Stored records

╭──

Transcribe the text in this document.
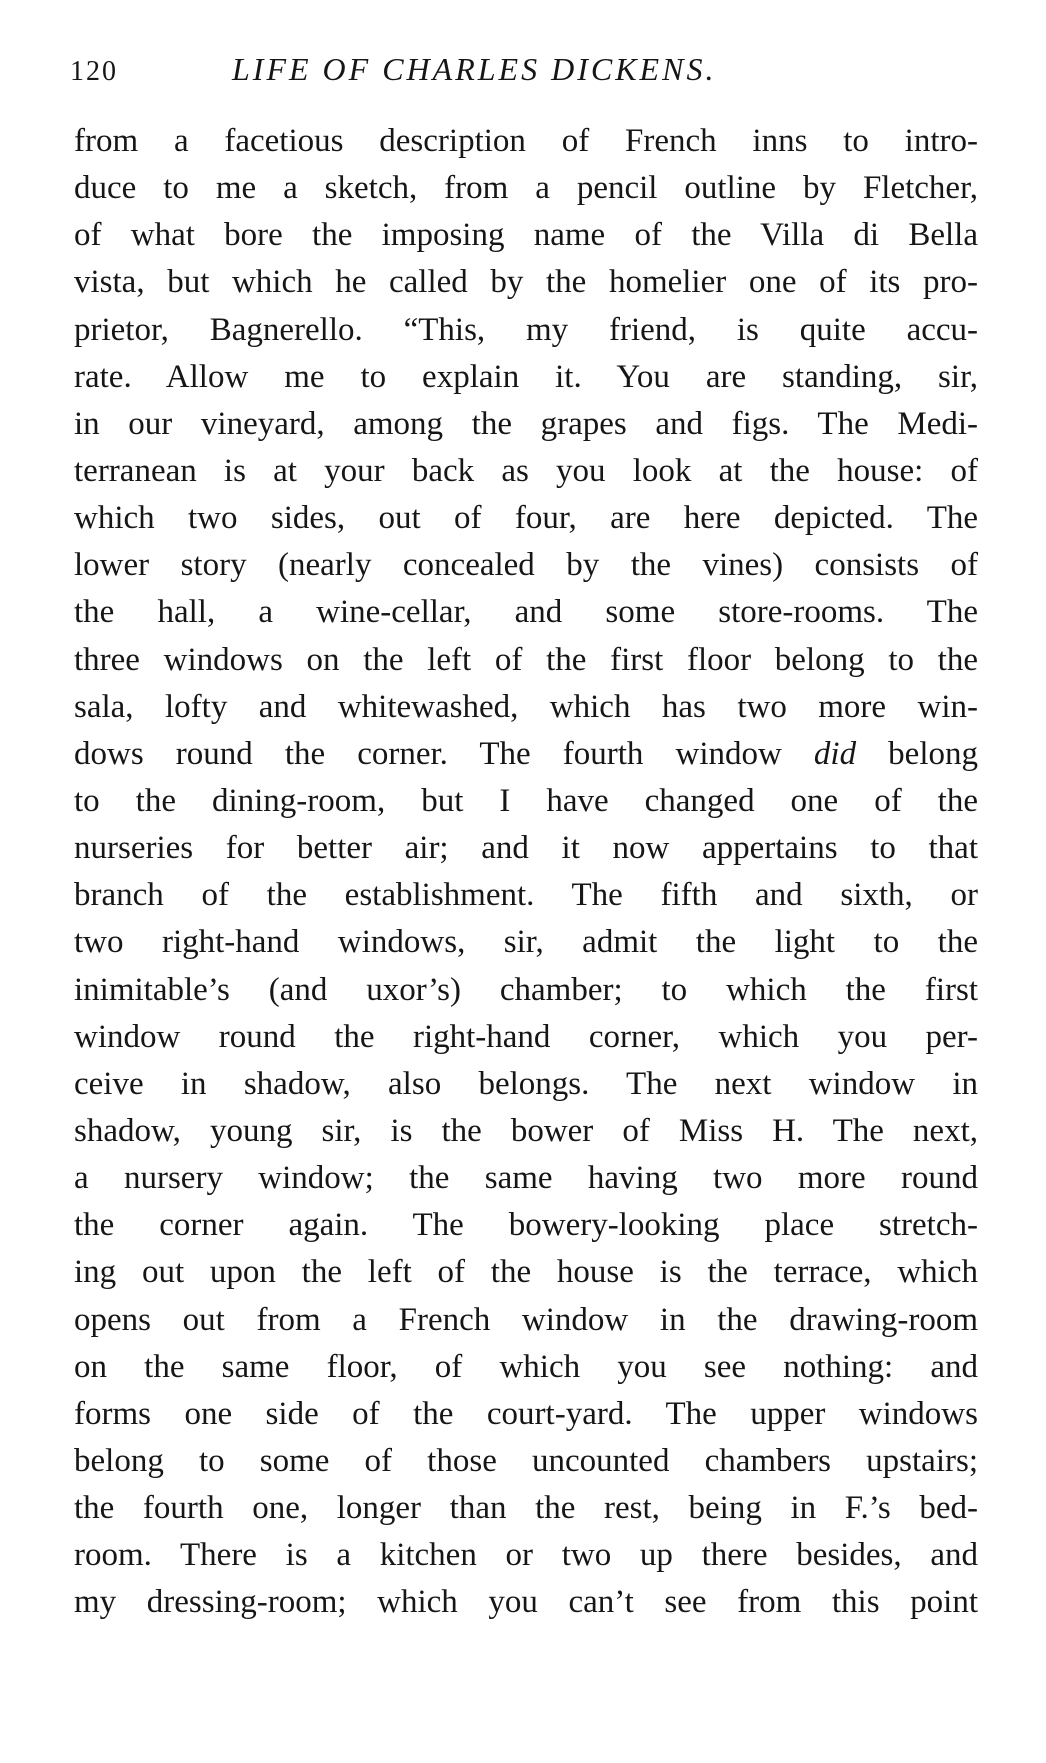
120	LIFE OF CHARLES DICKENS.
from a facetious description of French inns to intro-
duce to me a sketch, from a pencil outline by Fletcher,
of what bore the imposing name of the Villa di Bella
vista, but which he called by the homelier one of its pro-
prietor, Bagnerello. “This, my friend, is quite accu-
rate. Allow me to explain it. You are standing, sir,
in our vineyard, among the grapes and figs. The Medi-
terranean is at your back as you look at the house: of
which two sides, out of four, are here depicted. The
lower story (nearly concealed by the vines) consists of
the hall, a wine-cellar, and some store-rooms. The
three windows on the left of the first floor belong to the
sala, lofty and whitewashed, which has two more win-
dows round the corner. The fourth window did belong
to the dining-room, but I have changed one of the
nurseries for better air; and it now appertains to that
branch of the establishment. The fifth and sixth, or
two right-hand windows, sir, admit the light to the
inimitable’s (and uxor’s) chamber; to which the first
window round the right-hand corner, which you per-
ceive in shadow, also belongs. The next window in
shadow, young sir, is the bower of Miss H. The next,
a nursery window; the same having two more round
the corner again. The bowery-looking place stretch-
ing out upon the left of the house is the terrace, which
opens out from a French window in the drawing-room
on the same floor, of which you see nothing: and
forms one side of the court-yard. The upper windows
belong to some of those uncounted chambers upstairs;
the fourth one, longer than the rest, being in F.’s bed-
room. There is a kitchen or two up there besides, and
my dressing-room; which you can’t see from this point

╰──

§ **SET TASK**: Print the complete listing exactly as it stands, without its pictures.

§ **TASK RESULT**:
Transcribe the text in this document.
120	LIFE OF CHARLES DICKENS.
from a facetious description of French inns to intro-
duce to me a sketch, from a pencil outline by Fletcher,
of what bore the imposing name of the Villa di Bella
vista, but which he called by the homelier one of its pro-
prietor, Bagnerello. “This, my friend, is quite accu-
rate. Allow me to explain it. You are standing, sir,
in our vineyard, among the grapes and figs. The Medi-
terranean is at your back as you look at the house: of
which two sides, out of four, are here depicted. The
lower story (nearly concealed by the vines) consists of
the hall, a wine-cellar, and some store-rooms. The
three windows on the left of the first floor belong to the
sala, lofty and whitewashed, which has two more win-
dows round the corner. The fourth window did belong
to the dining-room, but I have changed one of the
nurseries for better air; and it now appertains to that
branch of the establishment. The fifth and sixth, or
two right-hand windows, sir, admit the light to the
inimitable’s (and uxor’s) chamber; to which the first
window round the right-hand corner, which you per-
ceive in shadow, also belongs. The next window in
shadow, young sir, is the bower of Miss H. The next,
a nursery window; the same having two more round
the corner again. The bowery-looking place stretch-
ing out upon the left of the house is the terrace, which
opens out from a French window in the drawing-room
on the same floor, of which you see nothing: and
forms one side of the court-yard. The upper windows
belong to some of those uncounted chambers upstairs;
the fourth one, longer than the rest, being in F.’s bed-
room. There is a kitchen or two up there besides, and
my dressing-room; which you can’t see from this point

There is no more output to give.